*Instructions to follow*.
Retype the records exactly as they stand, from the line containing "reorder-arrows[interactable]: ▲▼ bbox=[160, 149, 182, 156]" through the line containing "reorder-arrows[interactable]: ▲▼ bbox=[160, 128, 182, 135]", both included.

*Provided records*.
▽

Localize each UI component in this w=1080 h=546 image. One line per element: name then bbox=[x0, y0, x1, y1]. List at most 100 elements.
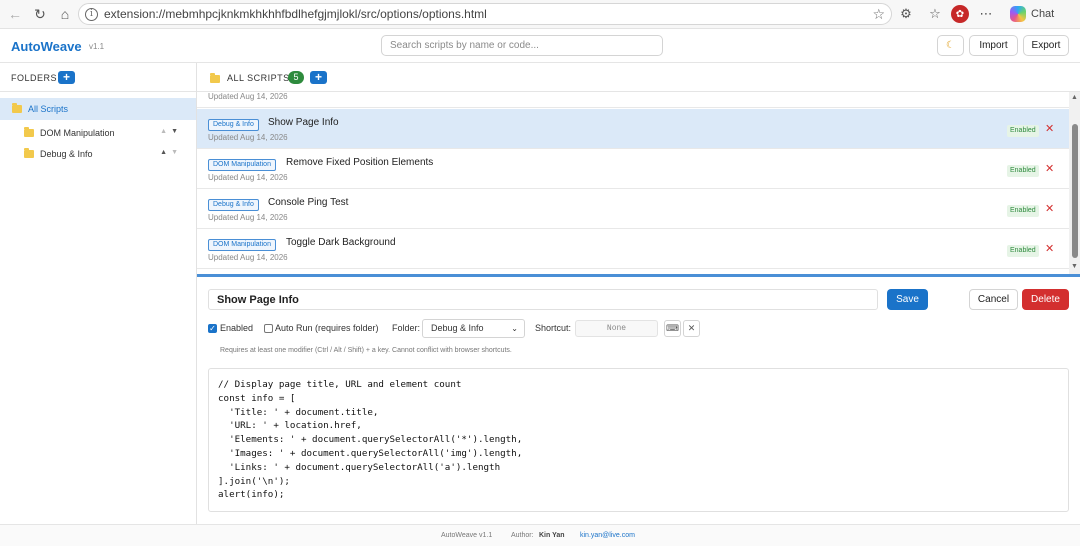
reorder-arrows[interactable]: ▲▼ bbox=[160, 149, 182, 156]
status-badge: Enabled bbox=[1007, 165, 1039, 177]
script-name: Remove Fixed Position Elements bbox=[286, 157, 434, 168]
script-list-header: ALL SCRIPTS 5 + bbox=[197, 63, 1080, 92]
folder-tag: DOM Manipulation bbox=[208, 239, 276, 251]
enabled-checkbox[interactable]: ✓ bbox=[208, 324, 217, 333]
list-title: ALL SCRIPTS bbox=[227, 73, 290, 83]
favorite-star-icon[interactable]: ☆ bbox=[872, 6, 885, 23]
sidebar-item-dom-manipulation[interactable]: DOM Manipulation ▲▼ bbox=[0, 123, 196, 143]
script-title-input[interactable] bbox=[208, 289, 878, 310]
script-list: Updated Aug 14, 2026 Debug & Info Show P… bbox=[197, 92, 1069, 274]
clear-shortcut-icon[interactable]: ✕ bbox=[683, 320, 700, 337]
more-menu-icon[interactable]: ⋯ bbox=[976, 4, 996, 24]
folder-label: Folder: bbox=[392, 323, 421, 333]
move-down-icon[interactable]: ▼ bbox=[171, 149, 182, 156]
chat-button[interactable]: Chat bbox=[1004, 3, 1060, 25]
home-icon[interactable]: ⌂ bbox=[54, 3, 76, 25]
profile-avatar-icon[interactable]: ✿ bbox=[950, 4, 970, 24]
cancel-button[interactable]: Cancel bbox=[969, 289, 1018, 310]
move-up-icon[interactable]: ▲ bbox=[160, 128, 171, 135]
chevron-down-icon: ⌄ bbox=[511, 324, 518, 333]
shortcut-hint: Requires at least one modifier (Ctrl / A… bbox=[220, 347, 512, 354]
autorun-checkbox[interactable] bbox=[264, 324, 273, 333]
enabled-label: Enabled bbox=[220, 323, 254, 333]
scroll-down-icon[interactable]: ▼ bbox=[1071, 263, 1078, 270]
footer-email-link[interactable]: kin.yan@live.com bbox=[580, 532, 635, 539]
favorites-icon[interactable]: ☆ bbox=[925, 4, 945, 24]
folder-icon bbox=[24, 148, 34, 158]
script-updated: Updated Aug 14, 2026 bbox=[208, 92, 288, 101]
script-row[interactable]: DOM Manipulation Toggle Dark Background … bbox=[197, 229, 1069, 269]
sidebar-item-all-scripts[interactable]: All Scripts bbox=[0, 98, 196, 120]
copilot-logo-icon bbox=[1010, 6, 1026, 22]
app-version: v1.1 bbox=[89, 42, 105, 51]
delete-script-icon[interactable]: ✕ bbox=[1045, 162, 1054, 175]
extensions-puzzle-icon[interactable]: ⚙ bbox=[896, 4, 916, 24]
reorder-arrows[interactable]: ▲▼ bbox=[160, 128, 182, 135]
status-badge: Enabled bbox=[1007, 205, 1039, 217]
site-info-icon[interactable]: i bbox=[85, 7, 98, 21]
script-row[interactable]: Debug & Info Show Page Info Updated Aug … bbox=[197, 109, 1069, 149]
list-scrollbar[interactable]: ▲ ▼ bbox=[1069, 92, 1080, 274]
status-badge: Enabled bbox=[1007, 125, 1039, 137]
folder-icon bbox=[210, 73, 220, 83]
script-options: ✓ Enabled Auto Run (requires folder) Fol… bbox=[208, 319, 1068, 339]
folder-icon bbox=[24, 127, 34, 137]
footer-author-name: Kin Yan bbox=[539, 532, 565, 539]
folder-sidebar: FOLDERS + All Scripts DOM Manipulation ▲… bbox=[0, 63, 197, 524]
chat-label: Chat bbox=[1031, 8, 1055, 20]
sidebar-header: FOLDERS + bbox=[0, 63, 196, 92]
script-updated: Updated Aug 14, 2026 bbox=[208, 213, 288, 222]
autorun-label: Auto Run (requires folder) bbox=[275, 323, 379, 333]
script-updated: Updated Aug 14, 2026 bbox=[208, 173, 288, 182]
script-updated: Updated Aug 14, 2026 bbox=[208, 133, 288, 142]
folder-tag: Debug & Info bbox=[208, 119, 259, 131]
delete-script-icon[interactable]: ✕ bbox=[1045, 202, 1054, 215]
code-editor[interactable]: // Display page title, URL and element c… bbox=[208, 368, 1069, 512]
shortcut-label: Shortcut: bbox=[535, 323, 572, 333]
script-row[interactable]: DOM Manipulation Remove Fixed Position E… bbox=[197, 149, 1069, 189]
back-icon[interactable]: ← bbox=[4, 3, 26, 25]
app-title: AutoWeave bbox=[11, 39, 82, 54]
save-button[interactable]: Save bbox=[887, 289, 928, 310]
script-count-badge: 5 bbox=[288, 71, 304, 84]
script-name: Show Page Info bbox=[268, 117, 339, 128]
theme-toggle-button[interactable]: ☾ bbox=[937, 35, 964, 56]
folder-select-value: Debug & Info bbox=[431, 323, 484, 333]
url-text: extension://mebmhpcjknkmkhkhhfbdlhefgjmj… bbox=[104, 7, 487, 21]
script-row[interactable]: Debug & Info Console Ping Test Updated A… bbox=[197, 189, 1069, 229]
footer: AutoWeave v1.1 Author: Kin Yan kin.yan@l… bbox=[0, 524, 1080, 546]
add-folder-button[interactable]: + bbox=[58, 71, 75, 84]
sidebar-item-label: All Scripts bbox=[28, 104, 69, 114]
import-button[interactable]: Import bbox=[969, 35, 1018, 56]
sidebar-title: FOLDERS bbox=[11, 73, 58, 83]
delete-script-icon[interactable]: ✕ bbox=[1045, 122, 1054, 135]
shortcut-input[interactable]: None bbox=[575, 320, 658, 337]
scroll-thumb[interactable] bbox=[1072, 124, 1078, 258]
delete-script-icon[interactable]: ✕ bbox=[1045, 242, 1054, 255]
script-name: Console Ping Test bbox=[268, 197, 349, 208]
folder-select[interactable]: Debug & Info ⌄ bbox=[422, 319, 525, 338]
reload-icon[interactable]: ↻ bbox=[29, 3, 51, 25]
move-down-icon[interactable]: ▼ bbox=[171, 128, 182, 135]
delete-button[interactable]: Delete bbox=[1022, 289, 1069, 310]
sidebar-item-debug-info[interactable]: Debug & Info ▲▼ bbox=[0, 144, 196, 164]
export-button[interactable]: Export bbox=[1023, 35, 1069, 56]
app-header: AutoWeave v1.1 ☾ Import Export bbox=[0, 30, 1080, 63]
sidebar-item-label: DOM Manipulation bbox=[40, 128, 115, 138]
search-input[interactable] bbox=[381, 35, 663, 56]
footer-author-label: Author: bbox=[511, 532, 534, 539]
resize-splitter[interactable] bbox=[197, 274, 1080, 277]
keyboard-icon[interactable]: ⌨ bbox=[664, 320, 681, 337]
address-bar[interactable]: i extension://mebmhpcjknkmkhkhhfbdlhefgj… bbox=[78, 3, 892, 25]
folder-tag: Debug & Info bbox=[208, 199, 259, 211]
sidebar-item-label: Debug & Info bbox=[40, 149, 93, 159]
script-updated: Updated Aug 14, 2026 bbox=[208, 253, 288, 262]
folder-tag: DOM Manipulation bbox=[208, 159, 276, 171]
folder-icon bbox=[12, 103, 22, 113]
move-up-icon[interactable]: ▲ bbox=[160, 149, 171, 156]
script-row[interactable]: Updated Aug 14, 2026 bbox=[197, 92, 1069, 108]
footer-app: AutoWeave v1.1 bbox=[441, 532, 493, 539]
status-badge: Enabled bbox=[1007, 245, 1039, 257]
add-script-button[interactable]: + bbox=[310, 71, 327, 84]
scroll-up-icon[interactable]: ▲ bbox=[1071, 94, 1078, 101]
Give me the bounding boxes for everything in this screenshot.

△

*Task answer*.
reorder-arrows[interactable]: ▲▼ bbox=[160, 149, 182, 156]
status-badge: Enabled bbox=[1007, 165, 1039, 177]
script-name: Remove Fixed Position Elements bbox=[286, 157, 434, 168]
script-list-header: ALL SCRIPTS 5 + bbox=[197, 63, 1080, 92]
folder-tag: DOM Manipulation bbox=[208, 239, 276, 251]
enabled-checkbox[interactable]: ✓ bbox=[208, 324, 217, 333]
list-title: ALL SCRIPTS bbox=[227, 73, 290, 83]
favorite-star-icon[interactable]: ☆ bbox=[872, 6, 885, 23]
sidebar-item-dom-manipulation[interactable]: DOM Manipulation ▲▼ bbox=[0, 123, 196, 143]
script-title-input[interactable] bbox=[208, 289, 878, 310]
script-list: Updated Aug 14, 2026 Debug & Info Show P… bbox=[197, 92, 1069, 274]
clear-shortcut-icon[interactable]: ✕ bbox=[683, 320, 700, 337]
more-menu-icon[interactable]: ⋯ bbox=[976, 4, 996, 24]
folder-label: Folder: bbox=[392, 323, 421, 333]
move-down-icon[interactable]: ▼ bbox=[171, 149, 182, 156]
chat-button[interactable]: Chat bbox=[1004, 3, 1060, 25]
home-icon[interactable]: ⌂ bbox=[54, 3, 76, 25]
profile-avatar-icon[interactable]: ✿ bbox=[950, 4, 970, 24]
cancel-button[interactable]: Cancel bbox=[969, 289, 1018, 310]
move-up-icon[interactable]: ▲ bbox=[160, 128, 171, 135]
chevron-down-icon: ⌄ bbox=[511, 324, 518, 333]
shortcut-hint: Requires at least one modifier (Ctrl / A… bbox=[220, 347, 512, 354]
autorun-checkbox[interactable] bbox=[264, 324, 273, 333]
enabled-label: Enabled bbox=[220, 323, 254, 333]
scroll-down-icon[interactable]: ▼ bbox=[1071, 263, 1078, 270]
footer-email-link[interactable]: kin.yan@live.com bbox=[580, 532, 635, 539]
favorites-icon[interactable]: ☆ bbox=[925, 4, 945, 24]
folder-icon bbox=[24, 148, 34, 158]
script-updated: Updated Aug 14, 2026 bbox=[208, 92, 288, 101]
script-row[interactable]: DOM Manipulation Toggle Dark Background … bbox=[197, 229, 1069, 269]
sidebar-item-all-scripts[interactable]: All Scripts bbox=[0, 98, 196, 120]
copilot-logo-icon bbox=[1010, 6, 1026, 22]
app-version: v1.1 bbox=[89, 42, 105, 51]
delete-script-icon[interactable]: ✕ bbox=[1045, 162, 1054, 175]
extensions-puzzle-icon[interactable]: ⚙ bbox=[896, 4, 916, 24]
reorder-arrows[interactable]: ▲▼ bbox=[160, 128, 182, 135]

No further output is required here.